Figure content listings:
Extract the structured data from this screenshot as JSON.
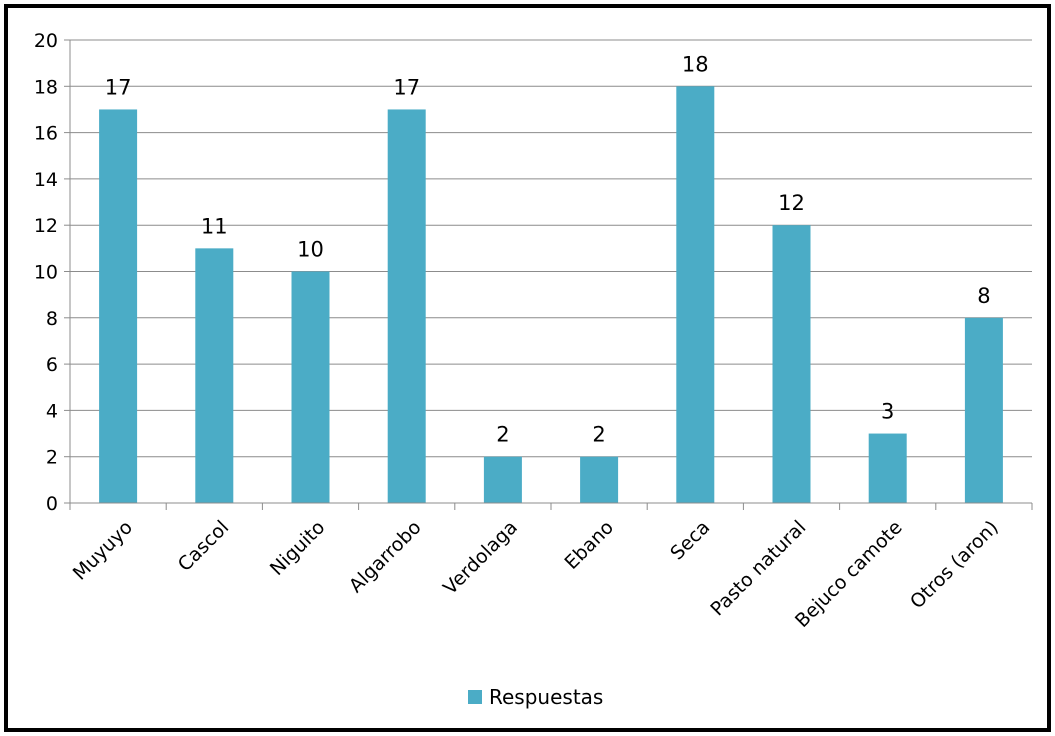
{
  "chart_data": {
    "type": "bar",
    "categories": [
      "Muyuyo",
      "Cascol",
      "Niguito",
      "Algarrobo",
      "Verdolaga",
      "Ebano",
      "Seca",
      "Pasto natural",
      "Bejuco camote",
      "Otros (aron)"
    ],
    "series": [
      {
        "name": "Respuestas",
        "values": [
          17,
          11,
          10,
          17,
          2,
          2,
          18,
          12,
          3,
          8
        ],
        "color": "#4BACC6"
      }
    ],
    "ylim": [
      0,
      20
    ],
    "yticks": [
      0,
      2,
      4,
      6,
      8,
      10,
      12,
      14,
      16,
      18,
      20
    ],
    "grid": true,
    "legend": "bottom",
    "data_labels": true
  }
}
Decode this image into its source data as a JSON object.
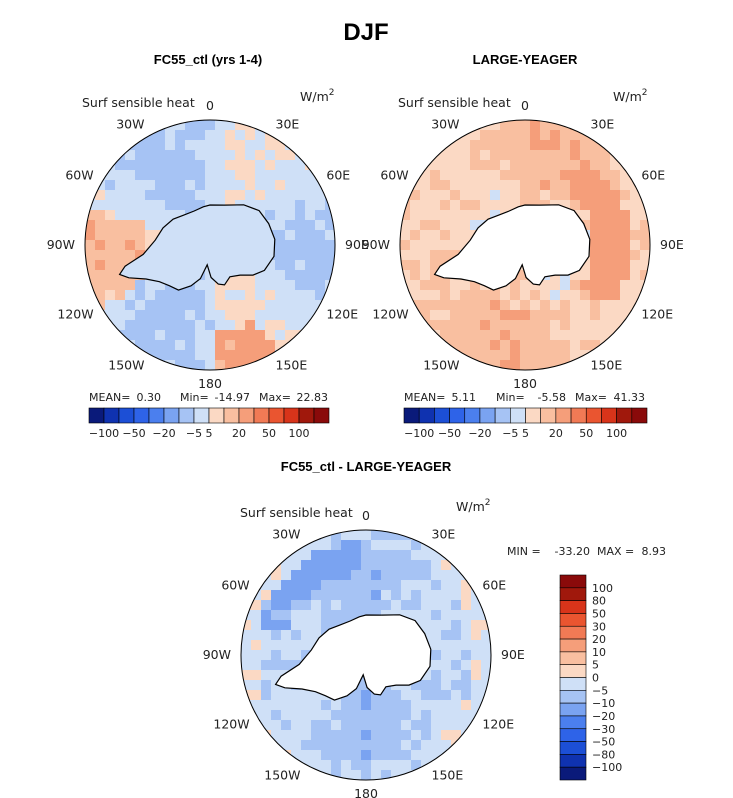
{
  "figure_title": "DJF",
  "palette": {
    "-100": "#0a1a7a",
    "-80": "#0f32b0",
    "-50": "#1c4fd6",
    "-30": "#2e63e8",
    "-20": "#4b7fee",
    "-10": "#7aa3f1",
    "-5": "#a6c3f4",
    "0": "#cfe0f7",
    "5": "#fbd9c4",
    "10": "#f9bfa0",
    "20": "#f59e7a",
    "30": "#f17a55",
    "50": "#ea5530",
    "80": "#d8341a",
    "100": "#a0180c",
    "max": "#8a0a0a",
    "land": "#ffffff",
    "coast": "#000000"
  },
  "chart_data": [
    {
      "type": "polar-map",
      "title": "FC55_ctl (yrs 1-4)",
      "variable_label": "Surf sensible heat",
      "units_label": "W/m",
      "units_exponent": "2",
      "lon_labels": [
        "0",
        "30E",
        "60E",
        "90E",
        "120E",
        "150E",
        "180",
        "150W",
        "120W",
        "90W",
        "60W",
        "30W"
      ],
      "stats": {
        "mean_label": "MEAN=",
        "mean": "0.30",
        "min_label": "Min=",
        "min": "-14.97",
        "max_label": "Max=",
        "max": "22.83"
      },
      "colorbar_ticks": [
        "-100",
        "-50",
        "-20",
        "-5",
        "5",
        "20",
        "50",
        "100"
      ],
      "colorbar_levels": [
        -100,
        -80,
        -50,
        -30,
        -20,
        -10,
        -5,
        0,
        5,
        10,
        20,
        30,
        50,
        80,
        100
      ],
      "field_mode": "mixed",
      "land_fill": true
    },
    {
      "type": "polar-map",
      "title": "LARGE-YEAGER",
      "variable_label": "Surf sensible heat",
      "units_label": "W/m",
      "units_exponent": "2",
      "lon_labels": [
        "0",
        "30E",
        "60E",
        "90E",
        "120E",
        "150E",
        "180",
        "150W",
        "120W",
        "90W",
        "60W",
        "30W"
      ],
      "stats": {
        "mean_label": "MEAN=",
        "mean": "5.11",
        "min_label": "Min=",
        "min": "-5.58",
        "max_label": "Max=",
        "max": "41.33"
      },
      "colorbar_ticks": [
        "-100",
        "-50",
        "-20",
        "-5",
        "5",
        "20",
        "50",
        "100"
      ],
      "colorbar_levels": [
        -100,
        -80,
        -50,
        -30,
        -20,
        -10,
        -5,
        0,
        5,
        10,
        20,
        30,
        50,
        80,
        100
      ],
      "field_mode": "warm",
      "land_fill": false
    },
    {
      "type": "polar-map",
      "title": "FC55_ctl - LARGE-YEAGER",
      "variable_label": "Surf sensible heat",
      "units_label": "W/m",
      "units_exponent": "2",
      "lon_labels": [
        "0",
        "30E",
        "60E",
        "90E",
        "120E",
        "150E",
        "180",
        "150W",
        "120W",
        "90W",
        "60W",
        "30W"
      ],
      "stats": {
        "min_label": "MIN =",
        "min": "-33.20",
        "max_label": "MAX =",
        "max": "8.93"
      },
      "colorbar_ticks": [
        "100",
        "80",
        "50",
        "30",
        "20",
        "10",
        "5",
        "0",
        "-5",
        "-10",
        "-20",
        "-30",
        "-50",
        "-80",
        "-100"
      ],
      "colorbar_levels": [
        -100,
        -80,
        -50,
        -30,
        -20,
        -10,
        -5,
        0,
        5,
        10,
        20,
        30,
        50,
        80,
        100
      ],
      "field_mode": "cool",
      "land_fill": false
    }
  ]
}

---

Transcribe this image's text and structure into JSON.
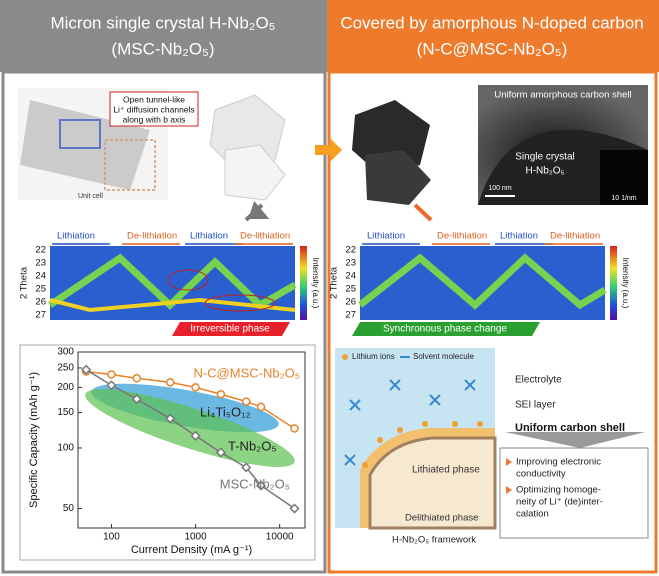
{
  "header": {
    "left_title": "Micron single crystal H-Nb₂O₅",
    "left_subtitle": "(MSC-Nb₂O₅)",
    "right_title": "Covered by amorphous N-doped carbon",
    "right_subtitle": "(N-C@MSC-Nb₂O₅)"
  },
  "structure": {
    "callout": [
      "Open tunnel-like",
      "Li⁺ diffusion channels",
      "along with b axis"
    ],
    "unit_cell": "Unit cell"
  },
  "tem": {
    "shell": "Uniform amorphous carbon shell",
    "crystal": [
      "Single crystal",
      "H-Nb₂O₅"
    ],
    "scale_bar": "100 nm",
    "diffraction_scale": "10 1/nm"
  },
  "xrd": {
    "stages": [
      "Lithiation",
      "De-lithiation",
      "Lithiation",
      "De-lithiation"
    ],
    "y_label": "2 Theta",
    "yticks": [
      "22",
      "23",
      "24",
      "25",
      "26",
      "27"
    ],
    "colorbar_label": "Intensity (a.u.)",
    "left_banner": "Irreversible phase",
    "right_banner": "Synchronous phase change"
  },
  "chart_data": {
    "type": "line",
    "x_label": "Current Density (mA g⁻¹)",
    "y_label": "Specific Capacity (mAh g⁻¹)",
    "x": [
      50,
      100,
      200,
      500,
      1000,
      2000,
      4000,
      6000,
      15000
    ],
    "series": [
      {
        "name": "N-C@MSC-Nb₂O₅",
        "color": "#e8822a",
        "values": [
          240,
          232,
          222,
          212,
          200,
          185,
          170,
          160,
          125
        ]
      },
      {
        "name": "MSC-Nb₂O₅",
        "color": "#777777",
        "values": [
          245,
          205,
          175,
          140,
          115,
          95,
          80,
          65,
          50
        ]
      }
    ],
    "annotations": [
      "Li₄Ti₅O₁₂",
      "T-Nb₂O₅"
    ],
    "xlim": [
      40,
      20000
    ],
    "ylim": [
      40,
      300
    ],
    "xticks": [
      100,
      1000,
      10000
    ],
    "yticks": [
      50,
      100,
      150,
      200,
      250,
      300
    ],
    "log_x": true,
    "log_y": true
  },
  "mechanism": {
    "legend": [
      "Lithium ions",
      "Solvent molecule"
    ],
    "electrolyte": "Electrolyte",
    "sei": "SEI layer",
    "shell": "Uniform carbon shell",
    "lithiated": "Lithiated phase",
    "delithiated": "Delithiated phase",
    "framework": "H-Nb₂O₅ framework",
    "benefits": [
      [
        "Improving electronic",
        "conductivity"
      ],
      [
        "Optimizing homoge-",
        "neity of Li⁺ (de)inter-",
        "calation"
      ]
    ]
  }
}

WORK TO BE COMPLETED: Check every line of the data above for the string "Uniform", and copy those that have it.

ANSWER TO THE PROBLEM:
    "shell": "Uniform amorphous carbon shell",
    "shell": "Uniform carbon shell",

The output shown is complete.